* [DATASET EXTRACT]:
━━━━━━━━━━
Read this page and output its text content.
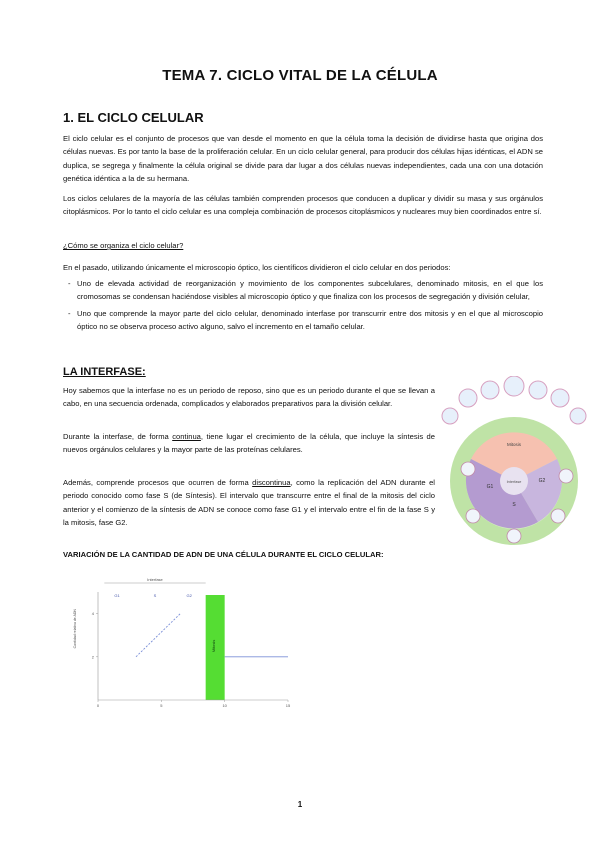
TEMA 7. CICLO VITAL DE LA CÉLULA
1. EL CICLO CELULAR
El ciclo celular es el conjunto de procesos que van desde el momento en que la célula toma la decisión de dividirse hasta que origina dos células nuevas. Es por tanto la base de la proliferación celular. En un ciclo celular general, para producir dos células hijas idénticas, el ADN se duplica, se segrega y finalmente la célula original se divide para dar lugar a dos células nuevas independientes, cada una con una dotación genética idéntica a la de su hermana.
Los ciclos celulares de la mayoría de las células también comprenden procesos que conducen a duplicar y dividir su masa y sus orgánulos citoplásmicos. Por lo tanto el ciclo celular es una compleja combinación de procesos citoplásmicos y nucleares muy bien coordinados entre sí.
¿Cómo se organiza el ciclo celular?
En el pasado, utilizando únicamente el microscopio óptico, los científicos dividieron el ciclo celular en dos periodos:
- Uno de elevada actividad de reorganización y movimiento de los componentes subcelulares, denominado mitosis, en el que los cromosomas se condensan haciéndose visibles al microscopio óptico y que finaliza con los procesos de segregación y división celular,
- Uno que comprende la mayor parte del ciclo celular, denominado interfase por transcurrir entre dos mitosis y en el que al microscopio óptico no se observa proceso activo alguno, salvo el incremento en el tamaño celular.
LA INTERFASE:
Hoy sabemos que la interfase no es un periodo de reposo, sino que es un periodo durante el que se llevan a cabo, en una secuencia ordenada, complicados y elaborados preparativos para la división celular.
Durante la interfase, de forma continua, tiene lugar el crecimiento de la célula, que incluye la síntesis de nuevos orgánulos celulares y la mayor parte de las proteínas celulares.
Además, comprende procesos que ocurren de forma discontinua, como la replicación del ADN durante el periodo conocido como fase S (de Síntesis). El intervalo que transcurre entre el final de la mitosis del ciclo anterior y el comienzo de la síntesis de ADN se conoce como fase G1 y el intervalo entre el fin de la fase S y la mitosis, fase G2.
Mitosis
G2
G1
S
Interfase
VARIACIÓN DE LA CANTIDAD DE ADN DE UNA CÉLULA DURANTE EL CICLO CELULAR:
Mitosis
Interfase
Cantidad relativa de ADN
G1	S	G2
2
4
0	5	10	15
1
━━━━━━━━━━
* [EXERCISE TASK]:
Skip the pictures and print each record exactly as it stands.

* [FINISHED EXERCISE]:
Read this page and output its text content.
TEMA 7. CICLO VITAL DE LA CÉLULA
1. EL CICLO CELULAR
El ciclo celular es el conjunto de procesos que van desde el momento en que la célula toma la decisión de dividirse hasta que origina dos células nuevas. Es por tanto la base de la proliferación celular. En un ciclo celular general, para producir dos células hijas idénticas, el ADN se duplica, se segrega y finalmente la célula original se divide para dar lugar a dos células nuevas independientes, cada una con una dotación genética idéntica a la de su hermana.
Los ciclos celulares de la mayoría de las células también comprenden procesos que conducen a duplicar y dividir su masa y sus orgánulos citoplásmicos. Por lo tanto el ciclo celular es una compleja combinación de procesos citoplásmicos y nucleares muy bien coordinados entre sí.
¿Cómo se organiza el ciclo celular?
En el pasado, utilizando únicamente el microscopio óptico, los científicos dividieron el ciclo celular en dos periodos:
- Uno de elevada actividad de reorganización y movimiento de los componentes subcelulares, denominado mitosis, en el que los cromosomas se condensan haciéndose visibles al microscopio óptico y que finaliza con los procesos de segregación y división celular,
- Uno que comprende la mayor parte del ciclo celular, denominado interfase por transcurrir entre dos mitosis y en el que al microscopio óptico no se observa proceso activo alguno, salvo el incremento en el tamaño celular.
LA INTERFASE:
Hoy sabemos que la interfase no es un periodo de reposo, sino que es un periodo durante el que se llevan a cabo, en una secuencia ordenada, complicados y elaborados preparativos para la división celular.
Durante la interfase, de forma continua, tiene lugar el crecimiento de la célula, que incluye la síntesis de nuevos orgánulos celulares y la mayor parte de las proteínas celulares.
Además, comprende procesos que ocurren de forma discontinua, como la replicación del ADN durante el periodo conocido como fase S (de Síntesis). El intervalo que transcurre entre el final de la mitosis del ciclo anterior y el comienzo de la síntesis de ADN se conoce como fase G1 y el intervalo entre el fin de la fase S y la mitosis, fase G2.
Mitosis
G2
G1
S
Interfase
VARIACIÓN DE LA CANTIDAD DE ADN DE UNA CÉLULA DURANTE EL CICLO CELULAR:
Mitosis
Interfase
Cantidad relativa de ADN
G1	S	G2
2
4
0	5	10	15
1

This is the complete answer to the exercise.